WHAT YOU NEED TO DO
Reproduce the listing below word for word, with no pictures.

DATA LISTING
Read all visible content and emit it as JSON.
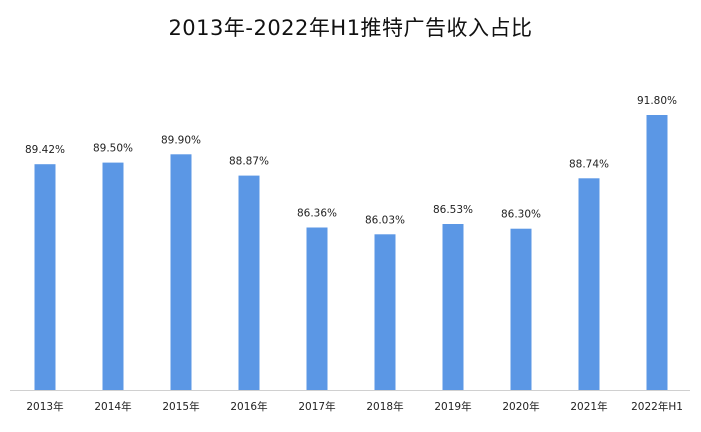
{
  "chart_data": {
    "type": "bar",
    "title": "2013年-2022年H1推特广告收入占比",
    "categories": [
      "2013年",
      "2014年",
      "2015年",
      "2016年",
      "2017年",
      "2018年",
      "2019年",
      "2020年",
      "2021年",
      "2022年H1"
    ],
    "values": [
      89.42,
      89.5,
      89.9,
      88.87,
      86.36,
      86.03,
      86.53,
      86.3,
      88.74,
      91.8
    ],
    "data_labels": [
      "89.42%",
      "89.50%",
      "89.90%",
      "88.87%",
      "86.36%",
      "86.03%",
      "86.53%",
      "86.30%",
      "88.74%",
      "91.80%"
    ],
    "unit": "%",
    "ylim": [
      78.5,
      91.8
    ],
    "grid": false,
    "legend": "none",
    "bar_color": "#5b97e5",
    "axis_color": "#d0d0d0"
  }
}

RESPONSE TO THE EXERCISE
Read all visible content and emit it as JSON.
{
  "chart_data": {
    "type": "bar",
    "title": "2013年-2022年H1推特广告收入占比",
    "categories": [
      "2013年",
      "2014年",
      "2015年",
      "2016年",
      "2017年",
      "2018年",
      "2019年",
      "2020年",
      "2021年",
      "2022年H1"
    ],
    "values": [
      89.42,
      89.5,
      89.9,
      88.87,
      86.36,
      86.03,
      86.53,
      86.3,
      88.74,
      91.8
    ],
    "data_labels": [
      "89.42%",
      "89.50%",
      "89.90%",
      "88.87%",
      "86.36%",
      "86.03%",
      "86.53%",
      "86.30%",
      "88.74%",
      "91.80%"
    ],
    "unit": "%",
    "ylim": [
      78.5,
      91.8
    ],
    "grid": false,
    "legend": "none",
    "bar_color": "#5b97e5",
    "axis_color": "#d0d0d0"
  }
}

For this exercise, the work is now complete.